* _BRANO SCELTO_:
▼

Ha affermato, in particolare il Consiglio di Stato che <<2.2. Priva di consistenza è poi anche l’ulteriore censura con la quale l’appellante sostiene che sarebbe stata necessaria nel suo caso la sottoposizione a procedimento disciplinare finalizzato all’irrogazione di un’eventuale sanzione, anziché l’allontanamento dal corso sopra menzionato - come in effetti disposto dal direttore della scuola di formazione suddetta - e che, di conseguenza, l’Amministrazione non avrebbe fatto buon uso del potere attribuito e sarebbe incorsa in vari vizi di eccesso di potere, non avendo peraltro sentito il Collegio dei docenti che doveva esprimere il proprio parere ex artt. 9 e 10 del D.M. in data 9.3.1983. Ritiene, infatti, il Collegio che nel caso in esame si trattava di valutare un allievo a conclusione del corso in questione e che dal relativo giudizio dipendeva la continuazione o meno del rapporto di servizio, per cui, avendo concluso gli organi preposti nel senso che quel giudizio non poteva essere positivo, l’applicazione eventuale di sanzioni disciplinari non assumeva alcun senso, giacchè, in tale situazione, l’unica soluzione possibile era quella di interrompere (come appunto avvenuto) il particolare rapporto instaurato dall’agente ausiliario in parola, disponendone la dimissione. Sono, pertanto, infondate le doglianze relative all’asserita mancanza di contestazione di addebiti per non essere stato avviato, nel caso in esame, alcun procedimento disciplinare, in quanto l’Amministrazione non aveva alcun onere procedimentale del tipo indicato, dovendosi determinare esclusivamente sulla base degli elementi negativi riscontrati ed in relazione alla carenza di altri requisiti generali necessari al superamento del corso.>>.

Si ricava dalle parole del Consiglio di Stato che, in effetti, la diversità di natura esiste effettivamente fra i due tipi di rapporto di servizio, ed implicitamente che essa sta nella precarietà del primo (quello dell’agente ausiliario, ancorché trattenuto) e nella stabilità del secondo.

▲

* _MATERIALE FORNITO_:
▼

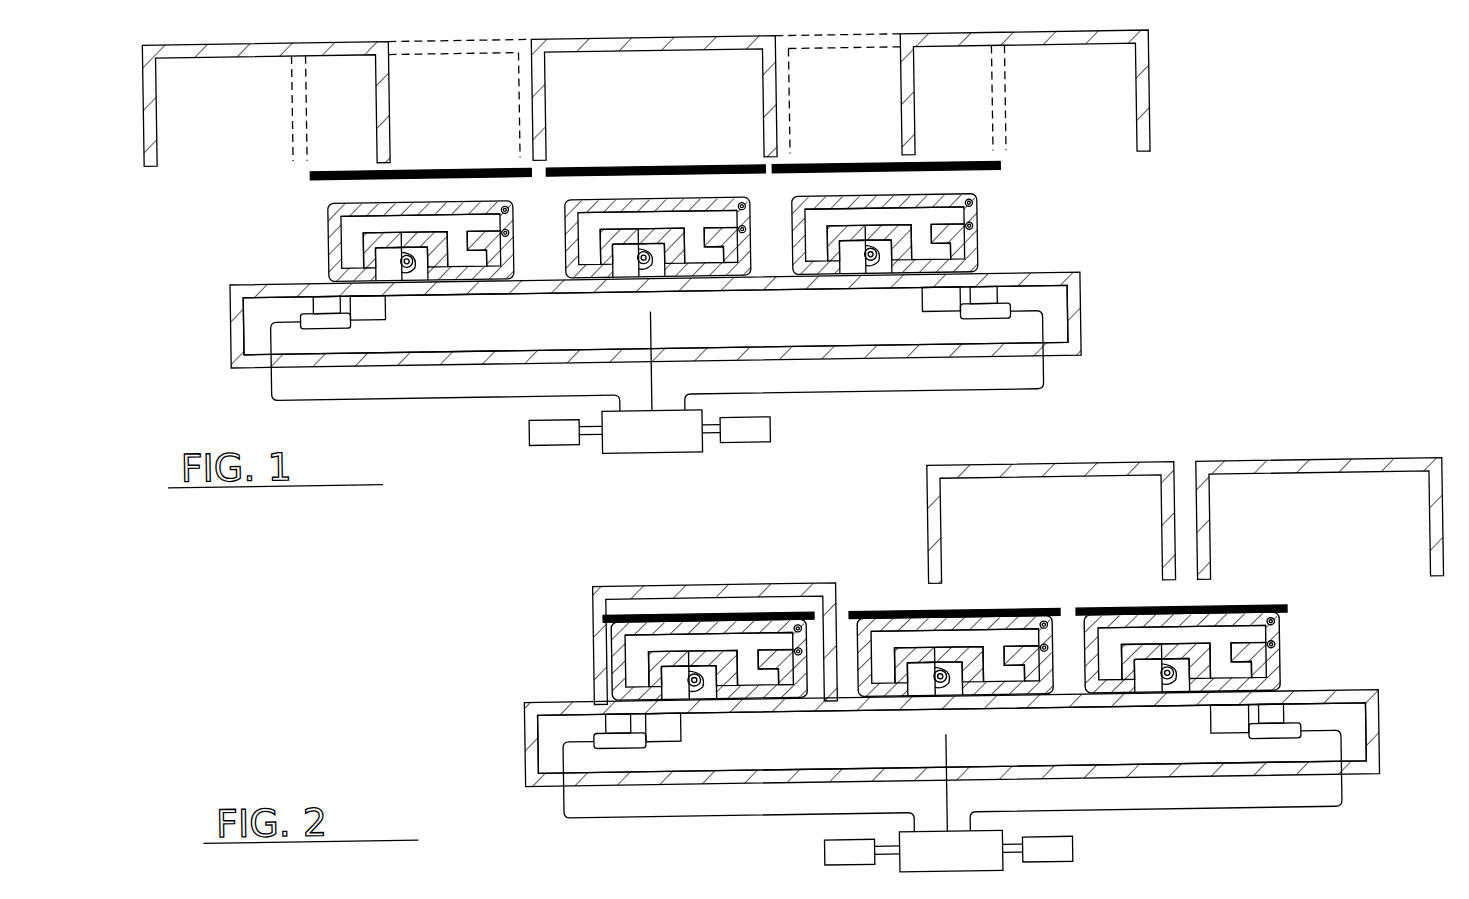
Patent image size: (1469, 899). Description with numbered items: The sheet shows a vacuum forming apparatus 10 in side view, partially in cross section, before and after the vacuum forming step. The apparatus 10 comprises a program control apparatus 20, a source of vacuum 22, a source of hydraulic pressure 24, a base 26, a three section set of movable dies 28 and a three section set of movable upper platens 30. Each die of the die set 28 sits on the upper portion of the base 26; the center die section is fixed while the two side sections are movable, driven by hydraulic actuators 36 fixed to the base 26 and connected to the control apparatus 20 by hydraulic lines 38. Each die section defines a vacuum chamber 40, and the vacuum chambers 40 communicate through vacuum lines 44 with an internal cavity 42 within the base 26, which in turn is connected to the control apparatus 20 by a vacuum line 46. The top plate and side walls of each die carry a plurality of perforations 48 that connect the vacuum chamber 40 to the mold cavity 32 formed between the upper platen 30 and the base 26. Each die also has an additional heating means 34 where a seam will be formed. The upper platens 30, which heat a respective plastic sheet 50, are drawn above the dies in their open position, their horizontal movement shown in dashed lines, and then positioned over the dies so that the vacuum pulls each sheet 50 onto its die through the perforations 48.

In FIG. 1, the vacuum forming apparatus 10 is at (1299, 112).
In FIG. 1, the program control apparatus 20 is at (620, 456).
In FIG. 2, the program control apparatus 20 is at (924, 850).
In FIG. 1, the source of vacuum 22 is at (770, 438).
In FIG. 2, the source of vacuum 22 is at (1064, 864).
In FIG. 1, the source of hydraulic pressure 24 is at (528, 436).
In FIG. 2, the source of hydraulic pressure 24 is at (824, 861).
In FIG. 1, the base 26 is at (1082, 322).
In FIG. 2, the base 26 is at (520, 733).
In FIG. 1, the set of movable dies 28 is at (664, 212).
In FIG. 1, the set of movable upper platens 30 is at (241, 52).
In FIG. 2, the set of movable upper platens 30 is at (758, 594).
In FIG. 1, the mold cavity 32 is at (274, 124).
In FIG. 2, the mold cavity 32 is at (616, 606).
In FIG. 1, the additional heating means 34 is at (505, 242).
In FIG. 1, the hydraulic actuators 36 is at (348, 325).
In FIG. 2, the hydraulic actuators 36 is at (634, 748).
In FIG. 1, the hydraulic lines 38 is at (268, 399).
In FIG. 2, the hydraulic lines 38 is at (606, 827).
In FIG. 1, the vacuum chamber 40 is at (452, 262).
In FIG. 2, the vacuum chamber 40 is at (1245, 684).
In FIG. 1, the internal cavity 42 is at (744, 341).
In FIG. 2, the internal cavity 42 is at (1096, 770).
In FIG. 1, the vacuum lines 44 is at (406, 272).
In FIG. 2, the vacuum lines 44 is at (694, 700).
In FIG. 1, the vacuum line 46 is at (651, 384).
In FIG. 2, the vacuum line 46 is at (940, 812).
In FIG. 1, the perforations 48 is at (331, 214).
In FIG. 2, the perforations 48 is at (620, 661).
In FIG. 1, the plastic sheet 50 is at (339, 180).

▲
▼

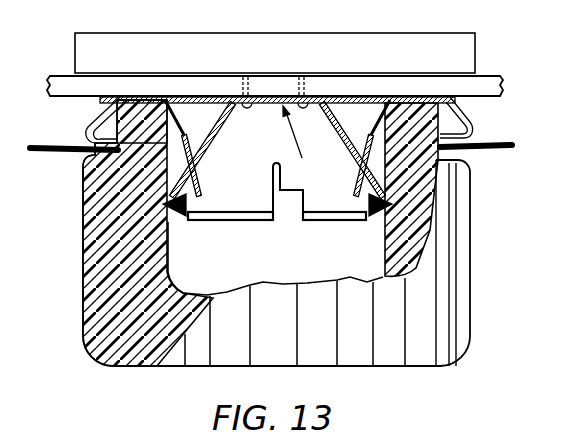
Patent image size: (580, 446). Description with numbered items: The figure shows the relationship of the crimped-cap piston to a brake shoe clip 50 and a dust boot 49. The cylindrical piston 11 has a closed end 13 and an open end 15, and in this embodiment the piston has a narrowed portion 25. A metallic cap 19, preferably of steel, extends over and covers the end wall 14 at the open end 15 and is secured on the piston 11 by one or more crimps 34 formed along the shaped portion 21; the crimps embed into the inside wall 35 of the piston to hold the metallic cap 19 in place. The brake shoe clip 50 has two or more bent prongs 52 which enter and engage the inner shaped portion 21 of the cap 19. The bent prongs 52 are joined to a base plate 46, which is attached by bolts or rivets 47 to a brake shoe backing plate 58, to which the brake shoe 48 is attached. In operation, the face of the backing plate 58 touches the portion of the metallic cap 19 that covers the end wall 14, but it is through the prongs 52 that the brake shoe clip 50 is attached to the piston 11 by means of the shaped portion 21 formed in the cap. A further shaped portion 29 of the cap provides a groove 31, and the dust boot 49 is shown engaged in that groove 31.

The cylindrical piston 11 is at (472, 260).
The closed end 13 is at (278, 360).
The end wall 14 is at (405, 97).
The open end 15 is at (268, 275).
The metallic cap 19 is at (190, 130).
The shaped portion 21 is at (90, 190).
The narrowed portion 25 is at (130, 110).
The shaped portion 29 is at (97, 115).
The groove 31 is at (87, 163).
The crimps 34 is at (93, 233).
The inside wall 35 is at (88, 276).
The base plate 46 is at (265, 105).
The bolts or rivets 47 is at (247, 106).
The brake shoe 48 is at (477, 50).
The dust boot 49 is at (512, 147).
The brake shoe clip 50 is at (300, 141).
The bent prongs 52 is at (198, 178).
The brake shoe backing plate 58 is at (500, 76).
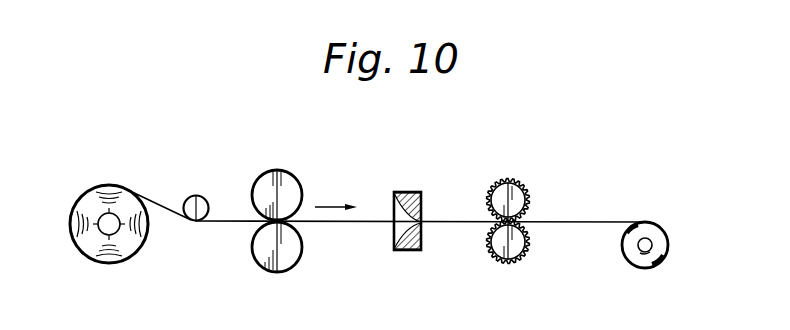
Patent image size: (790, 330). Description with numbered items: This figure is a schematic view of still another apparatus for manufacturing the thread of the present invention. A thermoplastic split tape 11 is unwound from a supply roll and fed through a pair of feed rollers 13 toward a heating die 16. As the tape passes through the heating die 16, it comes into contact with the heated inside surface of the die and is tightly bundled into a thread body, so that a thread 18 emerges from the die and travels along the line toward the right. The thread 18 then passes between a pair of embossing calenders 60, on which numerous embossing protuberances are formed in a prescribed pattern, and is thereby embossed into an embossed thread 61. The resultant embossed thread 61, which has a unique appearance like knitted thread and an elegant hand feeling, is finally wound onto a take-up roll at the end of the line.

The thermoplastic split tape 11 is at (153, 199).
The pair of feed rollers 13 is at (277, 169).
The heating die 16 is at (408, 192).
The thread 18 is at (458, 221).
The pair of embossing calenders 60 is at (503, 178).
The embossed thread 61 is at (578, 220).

▲

* _ATTIVITÀ DA SVOLGERE_:
A – Stampa il tratto del brano sul rapporto di servizio dell'agente ausiliario che va da "Si ricava dalle" fino a "stabilità del secondo.".
B – Rispondi a queste domande sul brano che tratta del rapporto di servizio dell'agente ausiliario:
(i) Chi ha disposto l'allontanamento dal corso?
(ii) In quale data è stato emanato il D.M. citato per il parere del Collegio dei docenti?
(iii) Che cosa caratterizza, secondo l'ultimo paragrafo, il rapporto di servizio dell'agente ausiliario?
C – Prosegui il brano sul rapporto di servizio dell'agente ausiliario dopo l'ultima frase.
I record non servono per questo lavoro.

* _RISPOSTE AGLI ESERCIZI_:
A –
Si ricava dalle parole del Consiglio di Stato che, in effetti, la diversità di natura esiste effettivamente fra i due tipi di rapporto di servizio, ed implicitamente che essa sta nella precarietà del primo (quello dell’agente ausiliario, ancorché trattenuto) e nella stabilità del secondo.

B –
(i) Il direttore della scuola di formazione.
(ii) Il 9.3.1983.
(iii) La precarietà.

C –
Perciò l’interruzione di un rapporto lavorativo precario, giacchè tale, non abbisogna – in presenza di condizioni che ostano insanabilmente alla sua prosecuzione – di momenti rescindenti specifici, quale può essere quello che deriva dalla sanzione disciplinare estrema: il rapporto in questione, in presenza di quelle condizioni, molto più semplicemente viene interrotto, e tanto basta.

4.2. Merita altresì ricordare quanto affermato dal Consiglio di Stato, sez. VI, con sentenza n. 1757 del 22 novembre 2005-5 aprile 2006, che, sempre in ordine al rapporto lavorativo dell’agente ausiliario, ha sostenuto: <<Secondo un orientamento consolidato della giurisprudenza amministrativa (cfr. tra le altre Cons. St. VI 31 marzo 1999, n. 378 e V, 29 aprile 2003, n. 2153), l’annullamento dell’atto amministrativo che fa cessare illegittimamente un rapporto di pubblico impiego (o ne ritarda la progressione) determina come conseguenza la reviviscenza del rapporto stesso nella sua pienezza, quale si svolgeva e avrebbe dovuto continuare a svolgersi, con tutte le conseguenze di “restitutio in integrum” anche ai fini retributivi. E ciò in quanto la corresponsione del trattamento economico, normalmente subordinata all’effettiva esplicazione dell’attività lavorativa – in virtù del nesso di corrispettività intercorrente tra retribuzione e prestazione lavorativa – subisce una deroga ogni qualvolta sia stato il comportamento illegittimo della Amministrazione ad impedire la naturale evoluzione di un rapporto giuridico già costituito e consolidato. Nella fattispecie in esame è del tutto evidente che il rapporto di lavoro iniziato con l’atto di incorporazione nella Polizia di Stato in qualità di agente ausiliario sarebbe proseguito senza alcuna interruzione fino al passaggio nel ruolo degli agenti di polizia – come è accaduto per i compagni di corso che sono stati immessi in ruolo dal 5.4.1995 – se l’Amministrazione non avesse respinto la domanda di ammissione al corso per asserito difetto dei requisiti. Quantunque il rapporto intercorso con l’Amministrazione in qualità di agente ausiliario trattenuto abbia natura diversa da quello successivamente instaurato come agente di polizia – secondo quanto ha osservato l’Avvocatura erariale – non v’è dubbio però che il passaggio dall’uno all’altro sarebbe avvenuto senza alcuno iato, venendosi semplicemente a trasformare il primitivo rapporto in conseguenza del superamento del corso.>>.

4.3. La seconda pronuncia ora citata non smentisce la prima, anzi ne rinforza la portata, quanto alla più chiaramente affermata differenza di natura giuridica dei due rapporti lavorativi sopra detti.

Così essendo, se ne ricava però che quella dell’agente ausiliario, ancorchè trattenuto, non può essere definita, propriamente, una carriera, giacchè al relativo rapporto lavorativo fa difetto un requisito indispensabile per poterne inferire l’idoneità a dar vita una carriera: la stabilità.

E’ allora infondata, quanto meno per questo aspetto, la domanda di accertamento del ricorrente nella parte in cui essa mira ad ottenere l’affermazione di un diritto alla <<(…) completa ricostruzione, agli effetti giuridici ed economici, della (…) carriera di agente ausiliario trattenuto (…)>>.

4.4. Sempre la seconda pronuncia sopra citata potrebbe, tuttavia, far ritenere non infondate le domande del ricorrente sotto un diverso profilo.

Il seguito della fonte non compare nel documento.